Print all of the data exactly as written.

======== SOURCE DATA ========

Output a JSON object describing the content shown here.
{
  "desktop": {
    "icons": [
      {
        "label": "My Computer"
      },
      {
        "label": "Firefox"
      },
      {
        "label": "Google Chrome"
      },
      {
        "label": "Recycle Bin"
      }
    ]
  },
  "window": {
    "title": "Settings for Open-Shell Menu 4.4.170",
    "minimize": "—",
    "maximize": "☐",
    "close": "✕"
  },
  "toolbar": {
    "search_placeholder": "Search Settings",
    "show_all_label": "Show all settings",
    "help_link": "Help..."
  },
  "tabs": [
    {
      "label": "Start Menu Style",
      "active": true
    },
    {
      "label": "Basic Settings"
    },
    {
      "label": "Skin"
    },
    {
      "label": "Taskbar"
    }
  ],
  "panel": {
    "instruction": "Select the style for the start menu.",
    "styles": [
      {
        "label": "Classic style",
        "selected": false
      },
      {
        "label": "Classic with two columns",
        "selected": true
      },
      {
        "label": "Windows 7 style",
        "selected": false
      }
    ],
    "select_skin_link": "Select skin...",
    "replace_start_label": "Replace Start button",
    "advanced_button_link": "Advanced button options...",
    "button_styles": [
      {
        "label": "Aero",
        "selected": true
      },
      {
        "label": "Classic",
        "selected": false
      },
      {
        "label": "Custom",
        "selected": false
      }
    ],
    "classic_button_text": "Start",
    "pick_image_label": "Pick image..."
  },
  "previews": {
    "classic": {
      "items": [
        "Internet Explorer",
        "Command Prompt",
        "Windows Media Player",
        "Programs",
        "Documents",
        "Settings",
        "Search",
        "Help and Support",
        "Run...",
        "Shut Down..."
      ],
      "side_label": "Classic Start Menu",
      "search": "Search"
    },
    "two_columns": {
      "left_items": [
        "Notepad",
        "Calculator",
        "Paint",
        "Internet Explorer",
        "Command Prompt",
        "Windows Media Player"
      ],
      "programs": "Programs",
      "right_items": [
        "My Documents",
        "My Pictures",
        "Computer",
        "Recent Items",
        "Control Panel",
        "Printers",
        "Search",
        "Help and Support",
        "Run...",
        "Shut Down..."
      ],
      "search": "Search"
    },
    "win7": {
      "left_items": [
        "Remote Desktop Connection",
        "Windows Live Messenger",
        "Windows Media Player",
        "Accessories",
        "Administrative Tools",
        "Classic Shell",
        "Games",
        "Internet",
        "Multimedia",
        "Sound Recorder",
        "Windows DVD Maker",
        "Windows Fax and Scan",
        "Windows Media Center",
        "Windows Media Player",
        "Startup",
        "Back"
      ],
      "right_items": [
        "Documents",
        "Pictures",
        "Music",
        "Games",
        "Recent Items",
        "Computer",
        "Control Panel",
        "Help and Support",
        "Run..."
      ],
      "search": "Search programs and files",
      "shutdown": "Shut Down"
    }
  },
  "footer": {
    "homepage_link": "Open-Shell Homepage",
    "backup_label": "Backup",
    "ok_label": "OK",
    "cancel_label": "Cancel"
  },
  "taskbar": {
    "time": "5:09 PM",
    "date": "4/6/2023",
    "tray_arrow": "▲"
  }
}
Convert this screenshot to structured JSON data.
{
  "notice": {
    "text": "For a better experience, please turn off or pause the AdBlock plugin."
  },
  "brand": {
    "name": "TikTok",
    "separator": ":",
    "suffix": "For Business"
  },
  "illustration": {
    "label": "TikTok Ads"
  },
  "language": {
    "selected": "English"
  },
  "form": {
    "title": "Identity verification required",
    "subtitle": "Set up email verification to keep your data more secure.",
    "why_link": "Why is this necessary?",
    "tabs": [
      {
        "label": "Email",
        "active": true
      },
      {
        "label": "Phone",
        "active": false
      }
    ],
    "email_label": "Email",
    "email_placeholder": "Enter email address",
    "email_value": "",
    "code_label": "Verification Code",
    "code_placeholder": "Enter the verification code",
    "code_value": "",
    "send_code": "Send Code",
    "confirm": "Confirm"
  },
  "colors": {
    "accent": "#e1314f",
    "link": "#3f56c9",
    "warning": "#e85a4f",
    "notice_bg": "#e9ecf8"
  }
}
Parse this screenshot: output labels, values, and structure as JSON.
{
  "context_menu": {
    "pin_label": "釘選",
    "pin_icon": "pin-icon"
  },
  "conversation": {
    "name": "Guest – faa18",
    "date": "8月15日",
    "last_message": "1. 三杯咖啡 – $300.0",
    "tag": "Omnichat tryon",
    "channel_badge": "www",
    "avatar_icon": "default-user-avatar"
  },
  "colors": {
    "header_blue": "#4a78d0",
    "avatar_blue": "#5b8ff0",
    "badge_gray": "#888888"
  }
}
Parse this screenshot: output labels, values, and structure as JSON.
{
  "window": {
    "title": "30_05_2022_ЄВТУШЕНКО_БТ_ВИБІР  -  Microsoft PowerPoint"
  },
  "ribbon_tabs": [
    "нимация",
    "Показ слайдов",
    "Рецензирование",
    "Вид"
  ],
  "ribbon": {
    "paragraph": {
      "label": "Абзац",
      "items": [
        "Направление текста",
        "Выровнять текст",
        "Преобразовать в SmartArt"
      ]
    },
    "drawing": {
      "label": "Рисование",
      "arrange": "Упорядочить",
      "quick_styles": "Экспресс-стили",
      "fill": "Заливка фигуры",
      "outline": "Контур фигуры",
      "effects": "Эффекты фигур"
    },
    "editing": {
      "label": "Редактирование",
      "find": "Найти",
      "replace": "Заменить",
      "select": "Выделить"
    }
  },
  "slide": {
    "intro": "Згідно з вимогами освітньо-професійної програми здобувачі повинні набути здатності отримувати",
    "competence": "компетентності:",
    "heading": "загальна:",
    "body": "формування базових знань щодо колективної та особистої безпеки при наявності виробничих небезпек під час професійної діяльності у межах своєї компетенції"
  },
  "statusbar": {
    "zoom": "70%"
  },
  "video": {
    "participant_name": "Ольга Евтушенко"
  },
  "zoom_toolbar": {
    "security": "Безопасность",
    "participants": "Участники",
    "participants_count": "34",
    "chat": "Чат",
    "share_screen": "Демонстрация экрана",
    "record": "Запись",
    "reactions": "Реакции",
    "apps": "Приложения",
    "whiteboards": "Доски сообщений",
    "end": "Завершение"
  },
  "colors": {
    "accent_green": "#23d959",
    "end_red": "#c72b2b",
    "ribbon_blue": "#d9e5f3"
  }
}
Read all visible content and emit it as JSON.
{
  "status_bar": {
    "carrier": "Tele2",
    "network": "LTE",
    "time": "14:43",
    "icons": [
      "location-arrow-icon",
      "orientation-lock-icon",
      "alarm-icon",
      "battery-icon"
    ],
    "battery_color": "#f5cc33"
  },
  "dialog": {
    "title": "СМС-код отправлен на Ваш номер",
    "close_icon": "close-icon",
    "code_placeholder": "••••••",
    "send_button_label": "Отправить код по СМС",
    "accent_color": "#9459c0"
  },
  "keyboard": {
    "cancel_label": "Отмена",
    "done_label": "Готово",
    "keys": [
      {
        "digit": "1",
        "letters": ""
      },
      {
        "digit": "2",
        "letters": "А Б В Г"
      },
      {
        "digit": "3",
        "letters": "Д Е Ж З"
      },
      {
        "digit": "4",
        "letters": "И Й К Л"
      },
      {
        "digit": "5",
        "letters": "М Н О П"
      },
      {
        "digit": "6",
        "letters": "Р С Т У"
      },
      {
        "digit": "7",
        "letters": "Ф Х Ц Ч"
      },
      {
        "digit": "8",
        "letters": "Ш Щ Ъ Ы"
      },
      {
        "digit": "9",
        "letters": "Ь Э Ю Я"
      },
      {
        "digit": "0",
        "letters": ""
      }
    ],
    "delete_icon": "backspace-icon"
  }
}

========

PROBLEM SOLUTION ▸
Output a JSON object describing the content shown here.
{
  "desktop": {
    "icons": [
      {
        "label": "My Computer"
      },
      {
        "label": "Firefox"
      },
      {
        "label": "Google Chrome"
      },
      {
        "label": "Recycle Bin"
      }
    ]
  },
  "window": {
    "title": "Settings for Open-Shell Menu 4.4.170",
    "minimize": "—",
    "maximize": "☐",
    "close": "✕"
  },
  "toolbar": {
    "search_placeholder": "Search Settings",
    "show_all_label": "Show all settings",
    "help_link": "Help..."
  },
  "tabs": [
    {
      "label": "Start Menu Style",
      "active": true
    },
    {
      "label": "Basic Settings"
    },
    {
      "label": "Skin"
    },
    {
      "label": "Taskbar"
    }
  ],
  "panel": {
    "instruction": "Select the style for the start menu.",
    "styles": [
      {
        "label": "Classic style",
        "selected": false
      },
      {
        "label": "Classic with two columns",
        "selected": true
      },
      {
        "label": "Windows 7 style",
        "selected": false
      }
    ],
    "select_skin_link": "Select skin...",
    "replace_start_label": "Replace Start button",
    "advanced_button_link": "Advanced button options...",
    "button_styles": [
      {
        "label": "Aero",
        "selected": true
      },
      {
        "label": "Classic",
        "selected": false
      },
      {
        "label": "Custom",
        "selected": false
      }
    ],
    "classic_button_text": "Start",
    "pick_image_label": "Pick image..."
  },
  "previews": {
    "classic": {
      "items": [
        "Internet Explorer",
        "Command Prompt",
        "Windows Media Player",
        "Programs",
        "Documents",
        "Settings",
        "Search",
        "Help and Support",
        "Run...",
        "Shut Down..."
      ],
      "side_label": "Classic Start Menu",
      "search": "Search"
    },
    "two_columns": {
      "left_items": [
        "Notepad",
        "Calculator",
        "Paint",
        "Internet Explorer",
        "Command Prompt",
        "Windows Media Player"
      ],
      "programs": "Programs",
      "right_items": [
        "My Documents",
        "My Pictures",
        "Computer",
        "Recent Items",
        "Control Panel",
        "Printers",
        "Search",
        "Help and Support",
        "Run...",
        "Shut Down..."
      ],
      "search": "Search"
    },
    "win7": {
      "left_items": [
        "Remote Desktop Connection",
        "Windows Live Messenger",
        "Windows Media Player",
        "Accessories",
        "Administrative Tools",
        "Classic Shell",
        "Games",
        "Internet",
        "Multimedia",
        "Sound Recorder",
        "Windows DVD Maker",
        "Windows Fax and Scan",
        "Windows Media Center",
        "Windows Media Player",
        "Startup",
        "Back"
      ],
      "right_items": [
        "Documents",
        "Pictures",
        "Music",
        "Games",
        "Recent Items",
        "Computer",
        "Control Panel",
        "Help and Support",
        "Run..."
      ],
      "search": "Search programs and files",
      "shutdown": "Shut Down"
    }
  },
  "footer": {
    "homepage_link": "Open-Shell Homepage",
    "backup_label": "Backup",
    "ok_label": "OK",
    "cancel_label": "Cancel"
  },
  "taskbar": {
    "time": "5:09 PM",
    "date": "4/6/2023",
    "tray_arrow": "▲"
  }
}
Convert this screenshot to structured JSON data.
{
  "notice": {
    "text": "For a better experience, please turn off or pause the AdBlock plugin."
  },
  "brand": {
    "name": "TikTok",
    "separator": ":",
    "suffix": "For Business"
  },
  "illustration": {
    "label": "TikTok Ads"
  },
  "language": {
    "selected": "English"
  },
  "form": {
    "title": "Identity verification required",
    "subtitle": "Set up email verification to keep your data more secure.",
    "why_link": "Why is this necessary?",
    "tabs": [
      {
        "label": "Email",
        "active": true
      },
      {
        "label": "Phone",
        "active": false
      }
    ],
    "email_label": "Email",
    "email_placeholder": "Enter email address",
    "email_value": "",
    "code_label": "Verification Code",
    "code_placeholder": "Enter the verification code",
    "code_value": "",
    "send_code": "Send Code",
    "confirm": "Confirm"
  },
  "colors": {
    "accent": "#e1314f",
    "link": "#3f56c9",
    "warning": "#e85a4f",
    "notice_bg": "#e9ecf8"
  }
}
Parse this screenshot: output labels, values, and structure as JSON.
{
  "context_menu": {
    "pin_label": "釘選",
    "pin_icon": "pin-icon"
  },
  "conversation": {
    "name": "Guest – faa18",
    "date": "8月15日",
    "last_message": "1. 三杯咖啡 – $300.0",
    "tag": "Omnichat tryon",
    "channel_badge": "www",
    "avatar_icon": "default-user-avatar"
  },
  "colors": {
    "header_blue": "#4a78d0",
    "avatar_blue": "#5b8ff0",
    "badge_gray": "#888888"
  }
}
Parse this screenshot: output labels, values, and structure as JSON.
{
  "window": {
    "title": "30_05_2022_ЄВТУШЕНКО_БТ_ВИБІР  -  Microsoft PowerPoint"
  },
  "ribbon_tabs": [
    "нимация",
    "Показ слайдов",
    "Рецензирование",
    "Вид"
  ],
  "ribbon": {
    "paragraph": {
      "label": "Абзац",
      "items": [
        "Направление текста",
        "Выровнять текст",
        "Преобразовать в SmartArt"
      ]
    },
    "drawing": {
      "label": "Рисование",
      "arrange": "Упорядочить",
      "quick_styles": "Экспресс-стили",
      "fill": "Заливка фигуры",
      "outline": "Контур фигуры",
      "effects": "Эффекты фигур"
    },
    "editing": {
      "label": "Редактирование",
      "find": "Найти",
      "replace": "Заменить",
      "select": "Выделить"
    }
  },
  "slide": {
    "intro": "Згідно з вимогами освітньо-професійної програми здобувачі повинні набути здатності отримувати",
    "competence": "компетентності:",
    "heading": "загальна:",
    "body": "формування базових знань щодо колективної та особистої безпеки при наявності виробничих небезпек під час професійної діяльності у межах своєї компетенції"
  },
  "statusbar": {
    "zoom": "70%"
  },
  "video": {
    "participant_name": "Ольга Евтушенко"
  },
  "zoom_toolbar": {
    "security": "Безопасность",
    "participants": "Участники",
    "participants_count": "34",
    "chat": "Чат",
    "share_screen": "Демонстрация экрана",
    "record": "Запись",
    "reactions": "Реакции",
    "apps": "Приложения",
    "whiteboards": "Доски сообщений",
    "end": "Завершение"
  },
  "colors": {
    "accent_green": "#23d959",
    "end_red": "#c72b2b",
    "ribbon_blue": "#d9e5f3"
  }
}
Read all visible content and emit it as JSON.
{
  "status_bar": {
    "carrier": "Tele2",
    "network": "LTE",
    "time": "14:43",
    "icons": [
      "location-arrow-icon",
      "orientation-lock-icon",
      "alarm-icon",
      "battery-icon"
    ],
    "battery_color": "#f5cc33"
  },
  "dialog": {
    "title": "СМС-код отправлен на Ваш номер",
    "close_icon": "close-icon",
    "code_placeholder": "••••••",
    "send_button_label": "Отправить код по СМС",
    "accent_color": "#9459c0"
  },
  "keyboard": {
    "cancel_label": "Отмена",
    "done_label": "Готово",
    "keys": [
      {
        "digit": "1",
        "letters": ""
      },
      {
        "digit": "2",
        "letters": "А Б В Г"
      },
      {
        "digit": "3",
        "letters": "Д Е Ж З"
      },
      {
        "digit": "4",
        "letters": "И Й К Л"
      },
      {
        "digit": "5",
        "letters": "М Н О П"
      },
      {
        "digit": "6",
        "letters": "Р С Т У"
      },
      {
        "digit": "7",
        "letters": "Ф Х Ц Ч"
      },
      {
        "digit": "8",
        "letters": "Ш Щ Ъ Ы"
      },
      {
        "digit": "9",
        "letters": "Ь Э Ю Я"
      },
      {
        "digit": "0",
        "letters": ""
      }
    ],
    "delete_icon": "backspace-icon"
  }
}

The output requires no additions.